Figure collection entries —
------------------------------------------------
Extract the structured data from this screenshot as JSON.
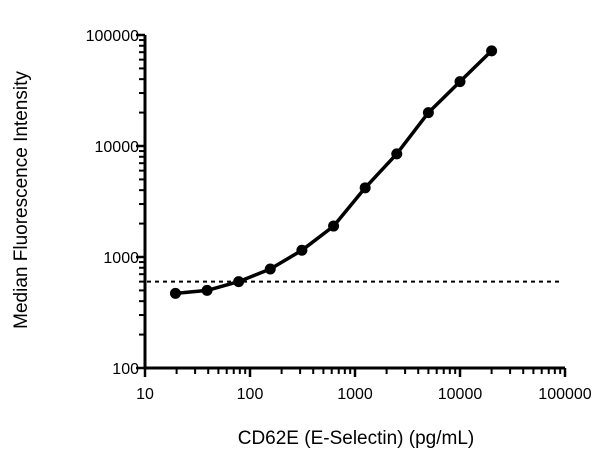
{
  "chart_data": {
    "type": "line",
    "title": "",
    "xlabel": "CD62E (E-Selectin) (pg/mL)",
    "ylabel": "Median Fluorescence Intensity",
    "x_scale": "log",
    "y_scale": "log",
    "xlim": [
      10,
      100000
    ],
    "ylim": [
      100,
      100000
    ],
    "x_ticks": [
      "10",
      "100",
      "1000",
      "10000",
      "100000"
    ],
    "y_ticks": [
      "100",
      "1000",
      "10000",
      "100000"
    ],
    "grid": false,
    "legend": "none",
    "series": [
      {
        "x": [
          19.5,
          39,
          78,
          156,
          312,
          625,
          1250,
          2500,
          5000,
          10000,
          20000
        ],
        "y": [
          470,
          500,
          600,
          780,
          1150,
          1900,
          4200,
          8500,
          20000,
          38000,
          72000
        ],
        "color": "#000000",
        "marker": "circle"
      }
    ],
    "reference_lines": [
      {
        "orientation": "horizontal",
        "y": 600,
        "style": "dotted",
        "color": "#000000"
      }
    ]
  }
}
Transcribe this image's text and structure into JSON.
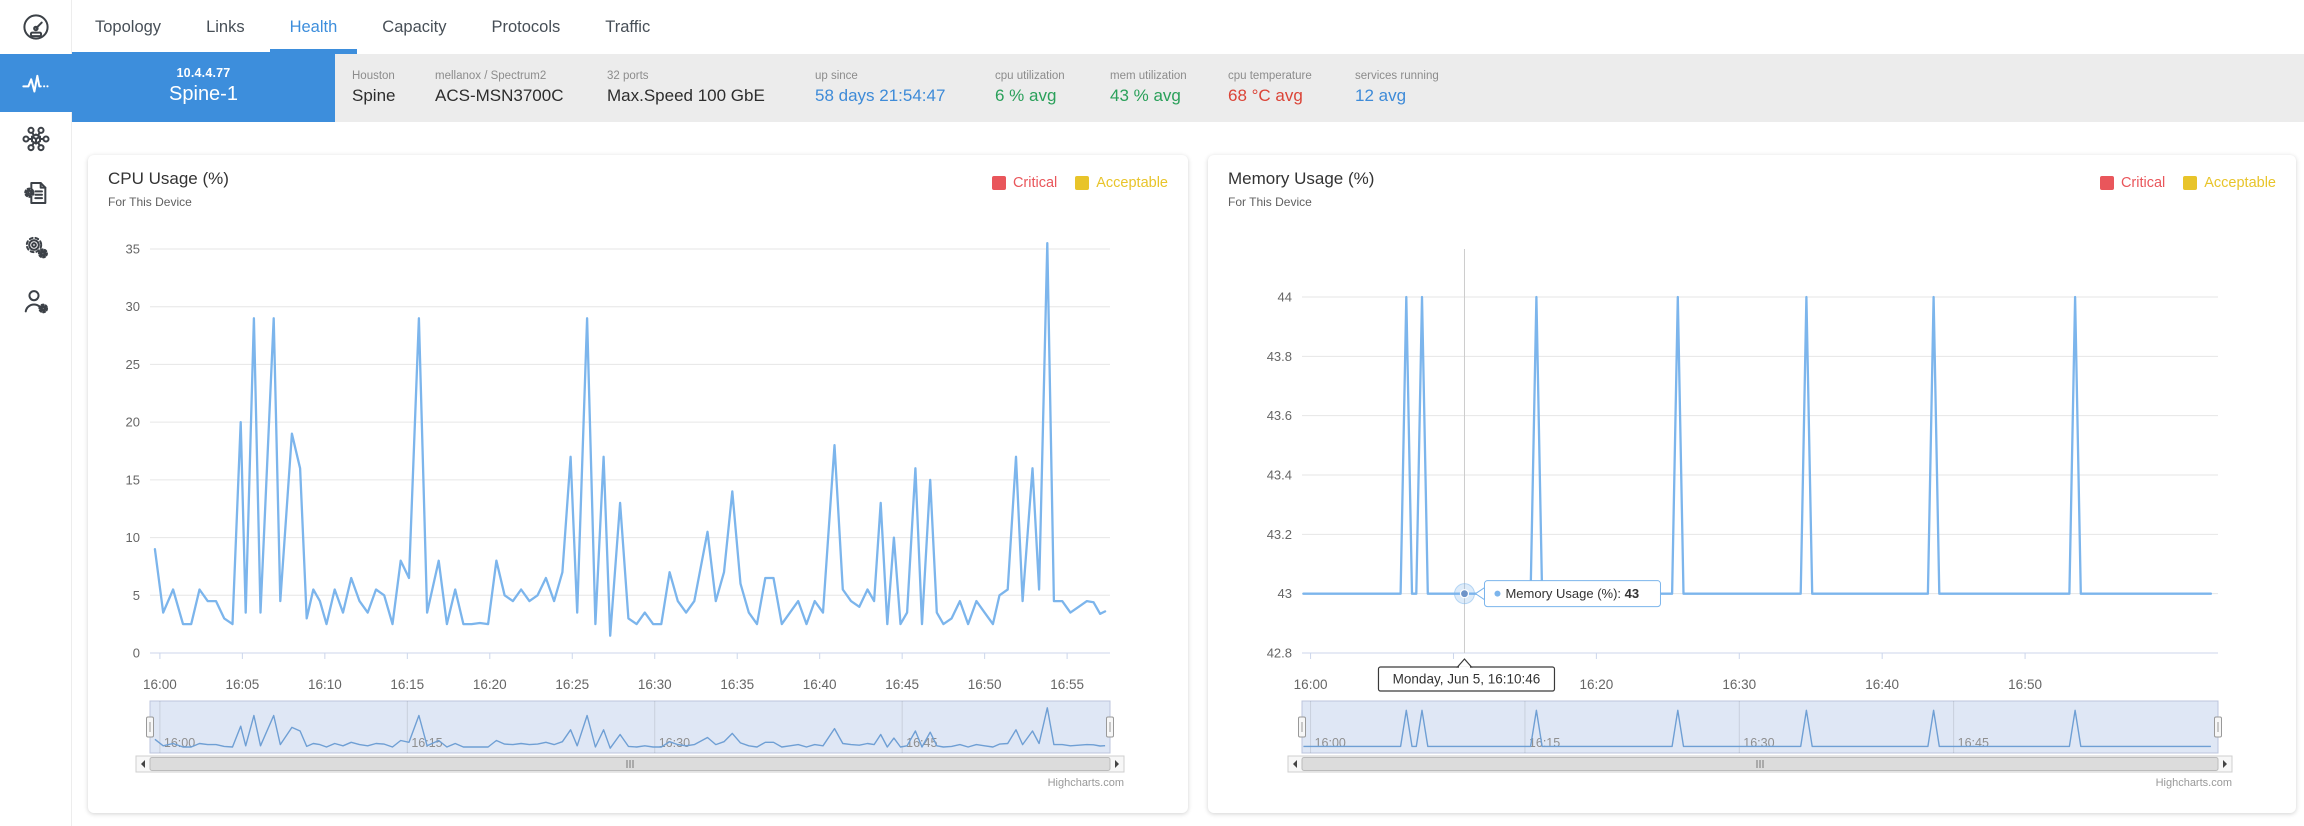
{
  "nav": {
    "tabs": [
      {
        "label": "Topology",
        "active": false
      },
      {
        "label": "Links",
        "active": false
      },
      {
        "label": "Health",
        "active": true
      },
      {
        "label": "Capacity",
        "active": false
      },
      {
        "label": "Protocols",
        "active": false
      },
      {
        "label": "Traffic",
        "active": false
      }
    ]
  },
  "sidebar": {
    "items": [
      "dashboard-gauge",
      "health-pulse",
      "network-topology",
      "validation-doc",
      "settings-gears",
      "user-admin"
    ]
  },
  "colors": {
    "accent": "#3d8edc",
    "green": "#2aa05a",
    "red": "#db4437",
    "blue": "#3e8bd8",
    "series": "#7cb5ec",
    "grid": "#e6e6e6",
    "axis": "#ccd6eb"
  },
  "device": {
    "ip": "10.4.4.77",
    "name": "Spine-1",
    "fields": [
      {
        "label": "Houston",
        "value": "Spine",
        "color": "#2d2d2d",
        "minw": 53
      },
      {
        "label": "mellanox / Spectrum2",
        "value": "ACS-MSN3700C",
        "color": "#2d2d2d",
        "minw": 142
      },
      {
        "label": "32 ports",
        "value": "Max.Speed 100 GbE",
        "color": "#2d2d2d",
        "minw": 178
      },
      {
        "label": "up since",
        "value": "58 days 21:54:47",
        "color": "#3e8bd8",
        "minw": 150
      },
      {
        "label": "cpu utilization",
        "value": "6 % avg",
        "color": "#2aa05a",
        "minw": 85
      },
      {
        "label": "mem utilization",
        "value": "43 % avg",
        "color": "#2aa05a",
        "minw": 88
      },
      {
        "label": "cpu temperature",
        "value": "68 °C avg",
        "color": "#db4437",
        "minw": 97
      },
      {
        "label": "services running",
        "value": "12 avg",
        "color": "#3e8bd8",
        "minw": 100
      }
    ]
  },
  "chart_data": [
    {
      "type": "line",
      "title": "CPU Usage (%)",
      "subtitle": "For This Device",
      "legend": [
        {
          "label": "Critical",
          "color": "#e9565b"
        },
        {
          "label": "Acceptable",
          "color": "#e8c42a"
        }
      ],
      "series": [
        {
          "name": "CPU Usage (%)",
          "color": "#7cb5ec",
          "points": [
            [
              -0.3,
              9
            ],
            [
              0.2,
              3.5
            ],
            [
              0.8,
              5.5
            ],
            [
              1.4,
              2.5
            ],
            [
              1.9,
              2.5
            ],
            [
              2.4,
              5.5
            ],
            [
              2.9,
              4.5
            ],
            [
              3.4,
              4.5
            ],
            [
              3.9,
              3
            ],
            [
              4.4,
              2.5
            ],
            [
              4.9,
              20
            ],
            [
              5.2,
              3.5
            ],
            [
              5.7,
              29
            ],
            [
              6.1,
              3.5
            ],
            [
              6.9,
              29
            ],
            [
              7.3,
              4.5
            ],
            [
              8.0,
              19
            ],
            [
              8.5,
              16
            ],
            [
              8.9,
              3
            ],
            [
              9.3,
              5.5
            ],
            [
              9.7,
              4.5
            ],
            [
              10.1,
              2.5
            ],
            [
              10.6,
              5.5
            ],
            [
              11.1,
              3.5
            ],
            [
              11.6,
              6.5
            ],
            [
              12.1,
              4.5
            ],
            [
              12.6,
              3.5
            ],
            [
              13.1,
              5.5
            ],
            [
              13.6,
              5
            ],
            [
              14.1,
              2.5
            ],
            [
              14.6,
              8
            ],
            [
              15.1,
              6.5
            ],
            [
              15.7,
              29
            ],
            [
              16.2,
              3.5
            ],
            [
              16.9,
              8
            ],
            [
              17.4,
              2.5
            ],
            [
              17.9,
              5.5
            ],
            [
              18.4,
              2.5
            ],
            [
              18.9,
              2.5
            ],
            [
              19.4,
              2.6
            ],
            [
              19.9,
              2.5
            ],
            [
              20.4,
              8
            ],
            [
              20.9,
              5
            ],
            [
              21.4,
              4.5
            ],
            [
              21.9,
              5.5
            ],
            [
              22.4,
              4.5
            ],
            [
              22.9,
              5
            ],
            [
              23.4,
              6.5
            ],
            [
              23.9,
              4.5
            ],
            [
              24.4,
              7
            ],
            [
              24.9,
              17
            ],
            [
              25.3,
              3.5
            ],
            [
              25.9,
              29
            ],
            [
              26.4,
              2.5
            ],
            [
              26.9,
              17
            ],
            [
              27.3,
              1.5
            ],
            [
              27.9,
              13
            ],
            [
              28.4,
              3
            ],
            [
              28.9,
              2.5
            ],
            [
              29.4,
              3.5
            ],
            [
              29.9,
              2.5
            ],
            [
              30.4,
              2.5
            ],
            [
              30.9,
              7
            ],
            [
              31.4,
              4.5
            ],
            [
              31.9,
              3.5
            ],
            [
              32.4,
              4.5
            ],
            [
              33.2,
              10.5
            ],
            [
              33.7,
              4.5
            ],
            [
              34.2,
              7
            ],
            [
              34.7,
              14
            ],
            [
              35.2,
              6
            ],
            [
              35.7,
              3.5
            ],
            [
              36.2,
              2.5
            ],
            [
              36.7,
              6.5
            ],
            [
              37.2,
              6.5
            ],
            [
              37.7,
              2.5
            ],
            [
              38.2,
              3.5
            ],
            [
              38.7,
              4.5
            ],
            [
              39.2,
              2.5
            ],
            [
              39.7,
              4.5
            ],
            [
              40.2,
              3.5
            ],
            [
              40.9,
              18
            ],
            [
              41.4,
              5.5
            ],
            [
              41.9,
              4.5
            ],
            [
              42.4,
              4
            ],
            [
              42.9,
              5.5
            ],
            [
              43.3,
              4.5
            ],
            [
              43.7,
              13
            ],
            [
              44.1,
              2.5
            ],
            [
              44.5,
              10
            ],
            [
              44.9,
              2.5
            ],
            [
              45.3,
              3.5
            ],
            [
              45.8,
              16
            ],
            [
              46.2,
              2.5
            ],
            [
              46.7,
              15
            ],
            [
              47.1,
              3.5
            ],
            [
              47.5,
              2.5
            ],
            [
              48.0,
              3
            ],
            [
              48.5,
              4.5
            ],
            [
              49.0,
              2.5
            ],
            [
              49.5,
              4.5
            ],
            [
              50.0,
              3.5
            ],
            [
              50.5,
              2.5
            ],
            [
              50.9,
              5
            ],
            [
              51.4,
              5.5
            ],
            [
              51.9,
              17
            ],
            [
              52.3,
              4.5
            ],
            [
              52.9,
              16
            ],
            [
              53.3,
              5.5
            ],
            [
              53.8,
              35.5
            ],
            [
              54.2,
              4.5
            ],
            [
              54.7,
              4.5
            ],
            [
              55.2,
              3.5
            ],
            [
              55.7,
              4
            ],
            [
              56.2,
              4.5
            ],
            [
              56.6,
              4.4
            ],
            [
              57.0,
              3.4
            ],
            [
              57.3,
              3.6
            ]
          ]
        }
      ],
      "x_range": [
        -0.6,
        57.6
      ],
      "y_range": [
        0,
        35
      ],
      "nav_range": [
        0,
        37
      ],
      "y_ticks": [
        {
          "v": 0,
          "l": "0"
        },
        {
          "v": 5,
          "l": "5"
        },
        {
          "v": 10,
          "l": "10"
        },
        {
          "v": 15,
          "l": "15"
        },
        {
          "v": 20,
          "l": "20"
        },
        {
          "v": 25,
          "l": "25"
        },
        {
          "v": 30,
          "l": "30"
        },
        {
          "v": 35,
          "l": "35"
        }
      ],
      "x_ticks": [
        {
          "t": 0,
          "label": "16:00"
        },
        {
          "t": 5,
          "label": "16:05"
        },
        {
          "t": 10,
          "label": "16:10"
        },
        {
          "t": 15,
          "label": "16:15"
        },
        {
          "t": 20,
          "label": "16:20"
        },
        {
          "t": 25,
          "label": "16:25"
        },
        {
          "t": 30,
          "label": "16:30"
        },
        {
          "t": 35,
          "label": "16:35"
        },
        {
          "t": 40,
          "label": "16:40"
        },
        {
          "t": 45,
          "label": "16:45"
        },
        {
          "t": 50,
          "label": "16:50"
        },
        {
          "t": 55,
          "label": "16:55"
        }
      ],
      "navigator_labels": [
        {
          "t": 0,
          "label": "16:00"
        },
        {
          "t": 15,
          "label": "16:15"
        },
        {
          "t": 30,
          "label": "16:30"
        },
        {
          "t": 45,
          "label": "16:45"
        }
      ],
      "credits": "Highcharts.com"
    },
    {
      "type": "line",
      "title": "Memory Usage (%)",
      "subtitle": "For This Device",
      "legend": [
        {
          "label": "Critical",
          "color": "#e9565b"
        },
        {
          "label": "Acceptable",
          "color": "#e8c42a"
        }
      ],
      "series": [
        {
          "name": "Memory Usage (%)",
          "color": "#7cb5ec",
          "points": [
            [
              -0.5,
              43
            ],
            [
              6.3,
              43
            ],
            [
              6.7,
              44
            ],
            [
              7.1,
              43
            ],
            [
              7.4,
              43
            ],
            [
              7.8,
              44
            ],
            [
              8.2,
              43
            ],
            [
              15.4,
              43
            ],
            [
              15.8,
              44
            ],
            [
              16.2,
              43
            ],
            [
              25.3,
              43
            ],
            [
              25.7,
              44
            ],
            [
              26.1,
              43
            ],
            [
              34.3,
              43
            ],
            [
              34.7,
              44
            ],
            [
              35.1,
              43
            ],
            [
              43.2,
              43
            ],
            [
              43.6,
              44
            ],
            [
              44.0,
              43
            ],
            [
              53.1,
              43
            ],
            [
              53.5,
              44
            ],
            [
              53.9,
              43
            ],
            [
              63.0,
              43
            ]
          ]
        }
      ],
      "x_range": [
        -0.6,
        63.5
      ],
      "y_range": [
        42.8,
        44
      ],
      "nav_range": [
        42.9,
        44.12
      ],
      "y_ticks": [
        {
          "v": 42.8,
          "l": "42.8"
        },
        {
          "v": 43,
          "l": "43"
        },
        {
          "v": 43.2,
          "l": "43.2"
        },
        {
          "v": 43.4,
          "l": "43.4"
        },
        {
          "v": 43.6,
          "l": "43.6"
        },
        {
          "v": 43.8,
          "l": "43.8"
        },
        {
          "v": 44,
          "l": "44"
        }
      ],
      "x_ticks": [
        {
          "t": 0,
          "label": "16:00"
        },
        {
          "t": 10,
          "label": "16:10"
        },
        {
          "t": 20,
          "label": "16:20"
        },
        {
          "t": 30,
          "label": "16:30"
        },
        {
          "t": 40,
          "label": "16:40"
        },
        {
          "t": 50,
          "label": "16:50"
        }
      ],
      "navigator_labels": [
        {
          "t": 0,
          "label": "16:00"
        },
        {
          "t": 15,
          "label": "16:15"
        },
        {
          "t": 30,
          "label": "16:30"
        },
        {
          "t": 45,
          "label": "16:45"
        }
      ],
      "tooltip": {
        "t": 10.77,
        "value": 43,
        "series_label": "Memory Usage (%):",
        "value_label": "43",
        "date_label": "Monday, Jun 5, 16:10:46"
      },
      "credits": "Highcharts.com"
    }
  ]
}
------------------------------------------------
Task —
Every line of the listing that holds "minw" is to be counted; give only the resulting number.

Solution —
8